▸ **Texte à lire**:
━━━━━━━━━━

Il faut dire que je n’est pas toujours trouvé Romane Bohringer extraordinaire au cinéma… ici, elle est vraiment excellente! Ce n’était pas votre premier choix, qui était Valérie Donzelli
Et que l’on imagine plus du tout dans le film!

En effet, on se dit “mais heureusement que ce n’est pas elle!”
Je ne peux pas imaginer mon film avec Valérie Donzelli!

D’autant plus que… je ne sais pas si vous avez remarqué, mais c’est très surprenant: pas dans la première scène, mais après, quand on voit Pierrette Robitaille en plan plus rapproché, elle a une ressemblance étrange avec Romane Bohringer. Je n’en ai pas parlé à mes collègues… je suis peut-être le seul à la remarquer!
Je n’ai pas remarqué, mais ce que je sais, c’est la relation qu’il y a eu entre les deux. Les chances que Romane Bohringer arrive au Québec et devienne à ce point ami avec Pierrette Robitaille était très faible… Elles ne voulaient même pas aller en journée de congé. Elle voulaient rester ensemble et aller magasiner. Elles s’aimaient tellement… et je pense qu’on le voit à l’écran. Il y a une fusion… il y a vraiment quelque chose! Romane, elle est elle-même dans ce film.

Elle semble en effet très libre…
Déjà, la personne est très bohème, très cool, très relax. Elle s’en venait se faire un trip au Québec. Je l’ai prise comme elle s’est présentée. C’est une voix, un côté un peu enfant sauvage, pas star du tout. Je n’avais pas grand chose à lui dire si ce n’est “reste toi-même”. Je ne l’ai jamais reprise pendant tout le film… ou presque. Pareil pour Marc-André (Grondin, ndlr). Mais Pierrette, forcément, je ne l’avais pas choisie pour rien. C’était pour me donner du fil à retordre. Elle n’aime pas quand je dis que je l’ai prise par défi, mais je l’ai prise par défi. Comment intérioriser une actrice qui extériorise tout? On ne l’a jamais vue dans un rôle comme ça. Je trouve qu’elle charrie le chaud et le froid dans la même scène. Elle peut être aussi touchante qu’une vieille femme sauvage. Mais Romane…

Pourquoi l’avoir choisie elle?

━━━━━━━━━━

▸ **Entrées**:

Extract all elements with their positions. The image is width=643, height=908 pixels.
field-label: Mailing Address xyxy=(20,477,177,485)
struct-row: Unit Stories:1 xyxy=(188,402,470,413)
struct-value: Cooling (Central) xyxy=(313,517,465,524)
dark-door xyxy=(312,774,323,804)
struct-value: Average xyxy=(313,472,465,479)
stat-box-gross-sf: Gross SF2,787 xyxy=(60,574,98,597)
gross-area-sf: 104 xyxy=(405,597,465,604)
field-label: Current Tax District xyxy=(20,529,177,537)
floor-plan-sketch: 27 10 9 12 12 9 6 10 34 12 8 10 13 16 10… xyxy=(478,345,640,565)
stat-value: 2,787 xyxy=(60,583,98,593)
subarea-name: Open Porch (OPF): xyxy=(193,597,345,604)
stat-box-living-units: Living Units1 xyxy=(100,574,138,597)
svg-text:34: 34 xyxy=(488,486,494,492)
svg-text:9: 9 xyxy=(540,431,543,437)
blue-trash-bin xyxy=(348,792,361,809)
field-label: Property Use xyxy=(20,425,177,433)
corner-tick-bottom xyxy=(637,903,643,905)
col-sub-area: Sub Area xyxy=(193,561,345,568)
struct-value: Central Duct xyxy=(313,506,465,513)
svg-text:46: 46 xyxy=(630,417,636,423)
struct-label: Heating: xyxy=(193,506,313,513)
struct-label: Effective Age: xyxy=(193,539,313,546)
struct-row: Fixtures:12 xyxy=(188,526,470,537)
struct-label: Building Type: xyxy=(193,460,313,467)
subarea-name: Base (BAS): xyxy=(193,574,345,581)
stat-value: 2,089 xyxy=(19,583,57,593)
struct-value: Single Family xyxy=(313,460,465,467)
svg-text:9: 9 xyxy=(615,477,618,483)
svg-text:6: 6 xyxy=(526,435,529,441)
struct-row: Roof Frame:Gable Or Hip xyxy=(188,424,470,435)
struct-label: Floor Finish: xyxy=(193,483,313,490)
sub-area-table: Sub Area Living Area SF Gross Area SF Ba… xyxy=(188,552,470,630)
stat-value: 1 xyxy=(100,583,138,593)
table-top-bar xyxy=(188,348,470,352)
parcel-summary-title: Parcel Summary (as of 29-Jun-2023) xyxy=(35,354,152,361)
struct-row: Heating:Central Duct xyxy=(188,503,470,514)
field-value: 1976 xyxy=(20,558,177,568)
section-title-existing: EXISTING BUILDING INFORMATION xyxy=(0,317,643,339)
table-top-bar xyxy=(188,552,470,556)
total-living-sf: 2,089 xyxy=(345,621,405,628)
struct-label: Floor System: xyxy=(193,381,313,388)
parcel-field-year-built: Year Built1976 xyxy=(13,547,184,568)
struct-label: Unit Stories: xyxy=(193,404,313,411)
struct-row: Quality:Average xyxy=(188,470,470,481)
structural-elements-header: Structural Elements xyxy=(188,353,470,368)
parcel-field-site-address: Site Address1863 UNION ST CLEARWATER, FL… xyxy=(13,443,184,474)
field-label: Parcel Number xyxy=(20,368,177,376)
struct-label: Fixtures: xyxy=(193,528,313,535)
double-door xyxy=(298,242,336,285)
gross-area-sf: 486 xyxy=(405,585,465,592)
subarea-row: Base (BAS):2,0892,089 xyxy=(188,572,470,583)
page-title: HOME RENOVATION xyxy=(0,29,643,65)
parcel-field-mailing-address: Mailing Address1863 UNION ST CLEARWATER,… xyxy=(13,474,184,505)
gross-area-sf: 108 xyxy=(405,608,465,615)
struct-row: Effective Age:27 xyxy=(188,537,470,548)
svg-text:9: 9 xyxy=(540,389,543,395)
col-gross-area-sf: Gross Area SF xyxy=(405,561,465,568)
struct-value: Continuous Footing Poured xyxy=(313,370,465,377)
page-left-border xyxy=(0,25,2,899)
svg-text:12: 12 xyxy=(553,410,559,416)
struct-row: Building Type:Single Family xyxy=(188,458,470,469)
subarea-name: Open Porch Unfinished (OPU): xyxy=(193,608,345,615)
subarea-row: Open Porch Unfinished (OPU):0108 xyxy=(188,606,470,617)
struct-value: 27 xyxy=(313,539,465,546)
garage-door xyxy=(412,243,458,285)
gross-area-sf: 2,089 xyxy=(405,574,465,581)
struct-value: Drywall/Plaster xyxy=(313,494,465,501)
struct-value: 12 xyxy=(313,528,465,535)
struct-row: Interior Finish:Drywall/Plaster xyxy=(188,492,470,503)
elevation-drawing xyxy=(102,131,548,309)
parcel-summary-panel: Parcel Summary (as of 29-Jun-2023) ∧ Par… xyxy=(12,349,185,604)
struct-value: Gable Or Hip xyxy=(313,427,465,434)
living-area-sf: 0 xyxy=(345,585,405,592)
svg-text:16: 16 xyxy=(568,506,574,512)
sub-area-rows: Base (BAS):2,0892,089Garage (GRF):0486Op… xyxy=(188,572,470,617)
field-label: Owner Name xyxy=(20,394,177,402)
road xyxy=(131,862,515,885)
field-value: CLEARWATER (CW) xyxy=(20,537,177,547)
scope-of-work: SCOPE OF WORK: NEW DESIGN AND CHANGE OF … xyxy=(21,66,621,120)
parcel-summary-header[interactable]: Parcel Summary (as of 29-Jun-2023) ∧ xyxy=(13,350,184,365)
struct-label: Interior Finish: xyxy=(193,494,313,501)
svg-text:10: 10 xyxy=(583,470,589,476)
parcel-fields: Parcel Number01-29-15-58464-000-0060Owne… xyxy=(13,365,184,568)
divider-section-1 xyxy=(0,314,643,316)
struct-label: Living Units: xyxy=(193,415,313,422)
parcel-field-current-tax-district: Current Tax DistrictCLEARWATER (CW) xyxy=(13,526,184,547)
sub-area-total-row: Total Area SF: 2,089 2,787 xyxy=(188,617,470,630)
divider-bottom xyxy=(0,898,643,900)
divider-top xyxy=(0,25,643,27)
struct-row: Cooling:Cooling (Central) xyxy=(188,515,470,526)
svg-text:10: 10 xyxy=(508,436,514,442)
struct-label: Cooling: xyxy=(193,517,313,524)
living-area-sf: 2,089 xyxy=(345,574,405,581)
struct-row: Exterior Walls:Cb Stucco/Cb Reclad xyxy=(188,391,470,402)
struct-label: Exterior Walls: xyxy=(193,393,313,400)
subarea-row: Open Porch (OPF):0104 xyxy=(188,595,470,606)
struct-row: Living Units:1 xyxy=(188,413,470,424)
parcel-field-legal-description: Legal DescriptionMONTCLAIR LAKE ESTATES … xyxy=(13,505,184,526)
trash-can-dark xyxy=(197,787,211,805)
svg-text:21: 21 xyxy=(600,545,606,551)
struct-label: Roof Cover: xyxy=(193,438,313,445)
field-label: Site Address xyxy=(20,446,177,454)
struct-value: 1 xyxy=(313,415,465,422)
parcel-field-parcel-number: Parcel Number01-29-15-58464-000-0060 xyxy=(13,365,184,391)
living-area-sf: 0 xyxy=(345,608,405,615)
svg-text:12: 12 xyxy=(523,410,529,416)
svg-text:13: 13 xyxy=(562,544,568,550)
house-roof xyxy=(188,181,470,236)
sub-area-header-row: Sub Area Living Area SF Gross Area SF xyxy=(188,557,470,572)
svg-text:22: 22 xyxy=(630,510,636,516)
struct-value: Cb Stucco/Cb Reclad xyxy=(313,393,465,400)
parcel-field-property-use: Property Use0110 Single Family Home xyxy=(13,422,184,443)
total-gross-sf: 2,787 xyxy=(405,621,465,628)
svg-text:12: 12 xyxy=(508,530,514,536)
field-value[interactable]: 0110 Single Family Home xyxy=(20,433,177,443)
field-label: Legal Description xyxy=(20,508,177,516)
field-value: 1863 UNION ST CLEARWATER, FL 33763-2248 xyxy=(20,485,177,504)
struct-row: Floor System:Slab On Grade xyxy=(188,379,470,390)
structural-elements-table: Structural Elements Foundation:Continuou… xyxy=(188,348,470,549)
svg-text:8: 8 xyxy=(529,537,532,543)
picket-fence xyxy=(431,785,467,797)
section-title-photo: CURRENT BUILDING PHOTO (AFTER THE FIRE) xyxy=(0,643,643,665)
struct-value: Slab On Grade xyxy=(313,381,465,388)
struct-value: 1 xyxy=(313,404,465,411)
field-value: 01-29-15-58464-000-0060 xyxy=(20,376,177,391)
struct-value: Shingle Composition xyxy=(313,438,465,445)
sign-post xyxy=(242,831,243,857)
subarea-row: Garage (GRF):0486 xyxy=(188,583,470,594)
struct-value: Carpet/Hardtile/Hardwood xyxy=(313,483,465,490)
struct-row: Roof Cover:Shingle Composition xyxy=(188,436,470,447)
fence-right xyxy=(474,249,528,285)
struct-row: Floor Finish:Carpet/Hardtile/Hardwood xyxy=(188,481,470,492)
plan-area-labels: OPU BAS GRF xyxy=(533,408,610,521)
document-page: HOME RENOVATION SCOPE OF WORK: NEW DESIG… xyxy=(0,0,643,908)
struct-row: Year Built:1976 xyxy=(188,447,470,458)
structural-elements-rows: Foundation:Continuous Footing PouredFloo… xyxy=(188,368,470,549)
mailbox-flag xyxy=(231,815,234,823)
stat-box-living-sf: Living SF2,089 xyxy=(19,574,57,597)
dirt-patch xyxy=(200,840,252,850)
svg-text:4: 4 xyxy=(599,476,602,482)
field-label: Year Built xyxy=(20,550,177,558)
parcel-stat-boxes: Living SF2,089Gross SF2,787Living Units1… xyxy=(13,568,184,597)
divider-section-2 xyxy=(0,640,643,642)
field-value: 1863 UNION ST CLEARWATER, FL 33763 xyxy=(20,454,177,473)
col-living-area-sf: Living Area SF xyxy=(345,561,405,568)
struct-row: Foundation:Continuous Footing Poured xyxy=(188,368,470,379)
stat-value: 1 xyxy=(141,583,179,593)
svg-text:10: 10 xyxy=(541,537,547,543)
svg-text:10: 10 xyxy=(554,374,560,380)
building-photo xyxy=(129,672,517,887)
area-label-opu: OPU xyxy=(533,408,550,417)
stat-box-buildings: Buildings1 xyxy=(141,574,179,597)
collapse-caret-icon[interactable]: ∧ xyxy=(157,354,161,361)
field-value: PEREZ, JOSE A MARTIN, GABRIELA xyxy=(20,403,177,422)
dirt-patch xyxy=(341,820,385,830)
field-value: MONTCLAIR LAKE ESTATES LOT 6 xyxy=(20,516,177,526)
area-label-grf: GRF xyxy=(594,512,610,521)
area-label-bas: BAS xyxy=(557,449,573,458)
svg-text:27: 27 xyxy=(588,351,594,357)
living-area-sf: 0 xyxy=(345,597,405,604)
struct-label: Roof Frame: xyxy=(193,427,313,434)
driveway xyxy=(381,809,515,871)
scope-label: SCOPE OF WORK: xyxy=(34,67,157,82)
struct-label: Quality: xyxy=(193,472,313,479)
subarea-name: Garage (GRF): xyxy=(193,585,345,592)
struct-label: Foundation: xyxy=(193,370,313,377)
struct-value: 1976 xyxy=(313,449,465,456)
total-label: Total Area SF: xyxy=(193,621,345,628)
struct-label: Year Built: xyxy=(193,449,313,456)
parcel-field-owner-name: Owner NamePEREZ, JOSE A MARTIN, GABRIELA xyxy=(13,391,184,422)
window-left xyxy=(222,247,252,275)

━━━━━━━━━━

▸ **À compléter**:
**1.** D'après l'entretien, que voulaient faire les deux actrices au lieu de prendre leur journée de congé ?
**2.** Relevez toutes les personnes désignées par leur nom dans l'entretien.
**3.** Recopiez fidèlement l'entretien, depuis « Elle semble en » jusqu'à « l’avoir choisie elle? » inclus.
Les entrées forment un matériau indépendant de l'entretien.

▸ **Réponses par consigne**:
**1.** Elles voulaient rester ensemble et aller magasiner.

**2.** Romane Bohringer, Valérie Donzelli, Pierrette Robitaille, Marc-André Grondin

**3.**
Elle semble en effet très libre…
Déjà, la personne est très bohème, très cool, très relax. Elle s’en venait se faire un trip au Québec. Je l’ai prise comme elle s’est présentée. C’est une voix, un côté un peu enfant sauvage, pas star du tout. Je n’avais pas grand chose à lui dire si ce n’est “reste toi-même”. Je ne l’ai jamais reprise pendant tout le film… ou presque. Pareil pour Marc-André (Grondin, ndlr). Mais Pierrette, forcément, je ne l’avais pas choisie pour rien. C’était pour me donner du fil à retordre. Elle n’aime pas quand je dis que je l’ai prise par défi, mais je l’ai prise par défi. Comment intérioriser une actrice qui extériorise tout? On ne l’a jamais vue dans un rôle comme ça. Je trouve qu’elle charrie le chaud et le froid dans la même scène. Elle peut être aussi touchante qu’une vieille femme sauvage. Mais Romane…

Pourquoi l’avoir choisie elle?